** Start of Record list **

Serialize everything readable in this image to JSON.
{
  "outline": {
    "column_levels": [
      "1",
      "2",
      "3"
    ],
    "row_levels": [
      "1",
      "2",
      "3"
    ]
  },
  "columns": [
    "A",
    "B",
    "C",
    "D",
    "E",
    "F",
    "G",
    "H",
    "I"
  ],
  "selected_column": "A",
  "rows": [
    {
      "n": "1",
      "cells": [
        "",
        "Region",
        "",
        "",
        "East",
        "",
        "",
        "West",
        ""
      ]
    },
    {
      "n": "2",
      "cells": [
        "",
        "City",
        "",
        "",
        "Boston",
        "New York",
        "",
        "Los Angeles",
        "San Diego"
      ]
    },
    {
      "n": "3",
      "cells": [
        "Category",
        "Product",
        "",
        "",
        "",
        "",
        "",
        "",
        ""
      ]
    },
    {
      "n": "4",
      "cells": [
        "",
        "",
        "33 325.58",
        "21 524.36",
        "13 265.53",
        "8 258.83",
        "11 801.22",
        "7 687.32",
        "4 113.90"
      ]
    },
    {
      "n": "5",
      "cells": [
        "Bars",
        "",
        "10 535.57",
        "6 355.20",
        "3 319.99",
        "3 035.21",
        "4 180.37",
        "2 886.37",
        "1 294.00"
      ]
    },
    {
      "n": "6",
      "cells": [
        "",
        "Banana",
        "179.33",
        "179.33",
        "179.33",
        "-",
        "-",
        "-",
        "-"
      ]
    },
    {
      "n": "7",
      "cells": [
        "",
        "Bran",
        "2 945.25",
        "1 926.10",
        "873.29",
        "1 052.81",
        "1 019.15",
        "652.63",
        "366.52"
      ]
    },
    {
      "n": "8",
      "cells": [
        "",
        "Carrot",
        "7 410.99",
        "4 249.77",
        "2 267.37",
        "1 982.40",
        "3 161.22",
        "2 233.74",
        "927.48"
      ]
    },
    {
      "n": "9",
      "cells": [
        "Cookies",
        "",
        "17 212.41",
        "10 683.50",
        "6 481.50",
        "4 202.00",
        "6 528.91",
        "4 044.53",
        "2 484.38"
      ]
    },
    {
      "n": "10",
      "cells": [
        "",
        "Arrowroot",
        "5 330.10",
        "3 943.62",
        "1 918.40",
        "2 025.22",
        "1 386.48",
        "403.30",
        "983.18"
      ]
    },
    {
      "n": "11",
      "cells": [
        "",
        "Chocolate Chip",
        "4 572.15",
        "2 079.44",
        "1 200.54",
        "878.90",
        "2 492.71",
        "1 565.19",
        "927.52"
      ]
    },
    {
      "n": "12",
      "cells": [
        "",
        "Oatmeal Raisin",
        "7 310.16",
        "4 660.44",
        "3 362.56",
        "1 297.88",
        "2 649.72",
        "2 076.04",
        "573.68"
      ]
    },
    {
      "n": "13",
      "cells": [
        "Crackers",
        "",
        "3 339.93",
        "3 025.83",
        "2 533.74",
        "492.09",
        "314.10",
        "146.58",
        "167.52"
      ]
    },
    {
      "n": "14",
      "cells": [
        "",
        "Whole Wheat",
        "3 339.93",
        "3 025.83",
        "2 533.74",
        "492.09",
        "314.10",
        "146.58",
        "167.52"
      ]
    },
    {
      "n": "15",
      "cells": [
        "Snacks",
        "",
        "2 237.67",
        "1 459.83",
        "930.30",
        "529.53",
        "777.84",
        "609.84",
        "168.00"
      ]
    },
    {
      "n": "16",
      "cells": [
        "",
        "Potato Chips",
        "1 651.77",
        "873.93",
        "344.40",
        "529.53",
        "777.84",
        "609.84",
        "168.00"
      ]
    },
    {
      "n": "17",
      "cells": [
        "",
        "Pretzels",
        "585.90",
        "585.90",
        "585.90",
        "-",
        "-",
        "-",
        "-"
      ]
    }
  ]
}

** End of Record list **

- **Task to complete**
Generate an exact reproduction of all entries.

- **Full response**
Serialize everything readable in this image to JSON.
{
  "outline": {
    "column_levels": [
      "1",
      "2",
      "3"
    ],
    "row_levels": [
      "1",
      "2",
      "3"
    ]
  },
  "columns": [
    "A",
    "B",
    "C",
    "D",
    "E",
    "F",
    "G",
    "H",
    "I"
  ],
  "selected_column": "A",
  "rows": [
    {
      "n": "1",
      "cells": [
        "",
        "Region",
        "",
        "",
        "East",
        "",
        "",
        "West",
        ""
      ]
    },
    {
      "n": "2",
      "cells": [
        "",
        "City",
        "",
        "",
        "Boston",
        "New York",
        "",
        "Los Angeles",
        "San Diego"
      ]
    },
    {
      "n": "3",
      "cells": [
        "Category",
        "Product",
        "",
        "",
        "",
        "",
        "",
        "",
        ""
      ]
    },
    {
      "n": "4",
      "cells": [
        "",
        "",
        "33 325.58",
        "21 524.36",
        "13 265.53",
        "8 258.83",
        "11 801.22",
        "7 687.32",
        "4 113.90"
      ]
    },
    {
      "n": "5",
      "cells": [
        "Bars",
        "",
        "10 535.57",
        "6 355.20",
        "3 319.99",
        "3 035.21",
        "4 180.37",
        "2 886.37",
        "1 294.00"
      ]
    },
    {
      "n": "6",
      "cells": [
        "",
        "Banana",
        "179.33",
        "179.33",
        "179.33",
        "-",
        "-",
        "-",
        "-"
      ]
    },
    {
      "n": "7",
      "cells": [
        "",
        "Bran",
        "2 945.25",
        "1 926.10",
        "873.29",
        "1 052.81",
        "1 019.15",
        "652.63",
        "366.52"
      ]
    },
    {
      "n": "8",
      "cells": [
        "",
        "Carrot",
        "7 410.99",
        "4 249.77",
        "2 267.37",
        "1 982.40",
        "3 161.22",
        "2 233.74",
        "927.48"
      ]
    },
    {
      "n": "9",
      "cells": [
        "Cookies",
        "",
        "17 212.41",
        "10 683.50",
        "6 481.50",
        "4 202.00",
        "6 528.91",
        "4 044.53",
        "2 484.38"
      ]
    },
    {
      "n": "10",
      "cells": [
        "",
        "Arrowroot",
        "5 330.10",
        "3 943.62",
        "1 918.40",
        "2 025.22",
        "1 386.48",
        "403.30",
        "983.18"
      ]
    },
    {
      "n": "11",
      "cells": [
        "",
        "Chocolate Chip",
        "4 572.15",
        "2 079.44",
        "1 200.54",
        "878.90",
        "2 492.71",
        "1 565.19",
        "927.52"
      ]
    },
    {
      "n": "12",
      "cells": [
        "",
        "Oatmeal Raisin",
        "7 310.16",
        "4 660.44",
        "3 362.56",
        "1 297.88",
        "2 649.72",
        "2 076.04",
        "573.68"
      ]
    },
    {
      "n": "13",
      "cells": [
        "Crackers",
        "",
        "3 339.93",
        "3 025.83",
        "2 533.74",
        "492.09",
        "314.10",
        "146.58",
        "167.52"
      ]
    },
    {
      "n": "14",
      "cells": [
        "",
        "Whole Wheat",
        "3 339.93",
        "3 025.83",
        "2 533.74",
        "492.09",
        "314.10",
        "146.58",
        "167.52"
      ]
    },
    {
      "n": "15",
      "cells": [
        "Snacks",
        "",
        "2 237.67",
        "1 459.83",
        "930.30",
        "529.53",
        "777.84",
        "609.84",
        "168.00"
      ]
    },
    {
      "n": "16",
      "cells": [
        "",
        "Potato Chips",
        "1 651.77",
        "873.93",
        "344.40",
        "529.53",
        "777.84",
        "609.84",
        "168.00"
      ]
    },
    {
      "n": "17",
      "cells": [
        "",
        "Pretzels",
        "585.90",
        "585.90",
        "585.90",
        "-",
        "-",
        "-",
        "-"
      ]
    }
  ]
}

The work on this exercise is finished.